Requirements.
Retype everything in the listing, leaving each line exactly as it is.

Supplied records.
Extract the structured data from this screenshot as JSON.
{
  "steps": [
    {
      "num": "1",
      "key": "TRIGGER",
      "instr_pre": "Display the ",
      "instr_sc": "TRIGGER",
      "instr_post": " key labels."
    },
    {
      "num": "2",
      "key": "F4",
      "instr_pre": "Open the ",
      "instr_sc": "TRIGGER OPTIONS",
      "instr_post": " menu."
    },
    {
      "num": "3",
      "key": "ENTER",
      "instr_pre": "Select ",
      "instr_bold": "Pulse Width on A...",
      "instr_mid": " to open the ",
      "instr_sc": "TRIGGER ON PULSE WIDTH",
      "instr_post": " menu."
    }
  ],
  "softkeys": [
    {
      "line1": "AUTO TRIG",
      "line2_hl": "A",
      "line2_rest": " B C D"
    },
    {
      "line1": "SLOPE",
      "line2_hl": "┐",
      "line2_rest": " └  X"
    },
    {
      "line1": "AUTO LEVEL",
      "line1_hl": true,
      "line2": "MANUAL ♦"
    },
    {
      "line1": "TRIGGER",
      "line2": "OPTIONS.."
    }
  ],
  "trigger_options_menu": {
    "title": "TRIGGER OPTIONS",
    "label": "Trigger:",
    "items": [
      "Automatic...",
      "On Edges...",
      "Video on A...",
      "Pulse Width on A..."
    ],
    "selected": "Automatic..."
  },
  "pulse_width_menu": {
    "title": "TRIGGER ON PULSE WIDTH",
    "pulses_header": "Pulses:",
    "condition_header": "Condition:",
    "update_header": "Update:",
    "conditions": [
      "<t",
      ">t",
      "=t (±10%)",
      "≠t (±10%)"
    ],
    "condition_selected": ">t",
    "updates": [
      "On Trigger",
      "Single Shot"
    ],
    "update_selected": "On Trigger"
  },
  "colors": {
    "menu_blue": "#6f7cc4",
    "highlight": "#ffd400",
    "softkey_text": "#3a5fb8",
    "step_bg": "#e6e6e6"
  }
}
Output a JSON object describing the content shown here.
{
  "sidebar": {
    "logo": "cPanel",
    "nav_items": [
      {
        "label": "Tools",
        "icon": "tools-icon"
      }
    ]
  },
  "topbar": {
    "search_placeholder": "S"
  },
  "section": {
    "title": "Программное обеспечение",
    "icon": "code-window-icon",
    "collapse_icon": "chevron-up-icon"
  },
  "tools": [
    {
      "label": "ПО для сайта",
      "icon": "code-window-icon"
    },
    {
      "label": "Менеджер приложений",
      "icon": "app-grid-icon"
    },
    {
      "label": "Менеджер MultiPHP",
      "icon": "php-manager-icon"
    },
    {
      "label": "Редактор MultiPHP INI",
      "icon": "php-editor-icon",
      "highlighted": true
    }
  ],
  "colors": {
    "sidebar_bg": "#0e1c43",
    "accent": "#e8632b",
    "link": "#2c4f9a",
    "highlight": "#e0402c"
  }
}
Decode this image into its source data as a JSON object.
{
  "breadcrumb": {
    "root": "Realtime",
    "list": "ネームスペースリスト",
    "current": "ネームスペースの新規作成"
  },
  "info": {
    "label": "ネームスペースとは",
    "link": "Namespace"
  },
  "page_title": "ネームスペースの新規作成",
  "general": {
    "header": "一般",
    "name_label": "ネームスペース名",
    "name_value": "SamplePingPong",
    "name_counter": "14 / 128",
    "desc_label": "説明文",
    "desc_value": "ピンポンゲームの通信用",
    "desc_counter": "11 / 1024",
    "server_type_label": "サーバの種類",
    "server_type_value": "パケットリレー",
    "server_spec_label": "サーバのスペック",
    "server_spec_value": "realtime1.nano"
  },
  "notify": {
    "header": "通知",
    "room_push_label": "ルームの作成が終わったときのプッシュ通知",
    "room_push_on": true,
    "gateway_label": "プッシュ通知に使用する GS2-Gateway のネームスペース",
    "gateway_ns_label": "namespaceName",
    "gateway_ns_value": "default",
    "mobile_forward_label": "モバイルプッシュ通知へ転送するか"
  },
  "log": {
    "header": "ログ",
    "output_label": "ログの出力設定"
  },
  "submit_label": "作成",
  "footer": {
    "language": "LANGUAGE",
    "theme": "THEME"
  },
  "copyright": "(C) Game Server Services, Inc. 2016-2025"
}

Full response.
Extract the structured data from this screenshot as JSON.
{
  "steps": [
    {
      "num": "1",
      "key": "TRIGGER",
      "instr_pre": "Display the ",
      "instr_sc": "TRIGGER",
      "instr_post": " key labels."
    },
    {
      "num": "2",
      "key": "F4",
      "instr_pre": "Open the ",
      "instr_sc": "TRIGGER OPTIONS",
      "instr_post": " menu."
    },
    {
      "num": "3",
      "key": "ENTER",
      "instr_pre": "Select ",
      "instr_bold": "Pulse Width on A...",
      "instr_mid": " to open the ",
      "instr_sc": "TRIGGER ON PULSE WIDTH",
      "instr_post": " menu."
    }
  ],
  "softkeys": [
    {
      "line1": "AUTO TRIG",
      "line2_hl": "A",
      "line2_rest": " B C D"
    },
    {
      "line1": "SLOPE",
      "line2_hl": "┐",
      "line2_rest": " └  X"
    },
    {
      "line1": "AUTO LEVEL",
      "line1_hl": true,
      "line2": "MANUAL ♦"
    },
    {
      "line1": "TRIGGER",
      "line2": "OPTIONS.."
    }
  ],
  "trigger_options_menu": {
    "title": "TRIGGER OPTIONS",
    "label": "Trigger:",
    "items": [
      "Automatic...",
      "On Edges...",
      "Video on A...",
      "Pulse Width on A..."
    ],
    "selected": "Automatic..."
  },
  "pulse_width_menu": {
    "title": "TRIGGER ON PULSE WIDTH",
    "pulses_header": "Pulses:",
    "condition_header": "Condition:",
    "update_header": "Update:",
    "conditions": [
      "<t",
      ">t",
      "=t (±10%)",
      "≠t (±10%)"
    ],
    "condition_selected": ">t",
    "updates": [
      "On Trigger",
      "Single Shot"
    ],
    "update_selected": "On Trigger"
  },
  "colors": {
    "menu_blue": "#6f7cc4",
    "highlight": "#ffd400",
    "softkey_text": "#3a5fb8",
    "step_bg": "#e6e6e6"
  }
}
Output a JSON object describing the content shown here.
{
  "sidebar": {
    "logo": "cPanel",
    "nav_items": [
      {
        "label": "Tools",
        "icon": "tools-icon"
      }
    ]
  },
  "topbar": {
    "search_placeholder": "S"
  },
  "section": {
    "title": "Программное обеспечение",
    "icon": "code-window-icon",
    "collapse_icon": "chevron-up-icon"
  },
  "tools": [
    {
      "label": "ПО для сайта",
      "icon": "code-window-icon"
    },
    {
      "label": "Менеджер приложений",
      "icon": "app-grid-icon"
    },
    {
      "label": "Менеджер MultiPHP",
      "icon": "php-manager-icon"
    },
    {
      "label": "Редактор MultiPHP INI",
      "icon": "php-editor-icon",
      "highlighted": true
    }
  ],
  "colors": {
    "sidebar_bg": "#0e1c43",
    "accent": "#e8632b",
    "link": "#2c4f9a",
    "highlight": "#e0402c"
  }
}
Decode this image into its source data as a JSON object.
{
  "breadcrumb": {
    "root": "Realtime",
    "list": "ネームスペースリスト",
    "current": "ネームスペースの新規作成"
  },
  "info": {
    "label": "ネームスペースとは",
    "link": "Namespace"
  },
  "page_title": "ネームスペースの新規作成",
  "general": {
    "header": "一般",
    "name_label": "ネームスペース名",
    "name_value": "SamplePingPong",
    "name_counter": "14 / 128",
    "desc_label": "説明文",
    "desc_value": "ピンポンゲームの通信用",
    "desc_counter": "11 / 1024",
    "server_type_label": "サーバの種類",
    "server_type_value": "パケットリレー",
    "server_spec_label": "サーバのスペック",
    "server_spec_value": "realtime1.nano"
  },
  "notify": {
    "header": "通知",
    "room_push_label": "ルームの作成が終わったときのプッシュ通知",
    "room_push_on": true,
    "gateway_label": "プッシュ通知に使用する GS2-Gateway のネームスペース",
    "gateway_ns_label": "namespaceName",
    "gateway_ns_value": "default",
    "mobile_forward_label": "モバイルプッシュ通知へ転送するか"
  },
  "log": {
    "header": "ログ",
    "output_label": "ログの出力設定"
  },
  "submit_label": "作成",
  "footer": {
    "language": "LANGUAGE",
    "theme": "THEME"
  },
  "copyright": "(C) Game Server Services, Inc. 2016-2025"
}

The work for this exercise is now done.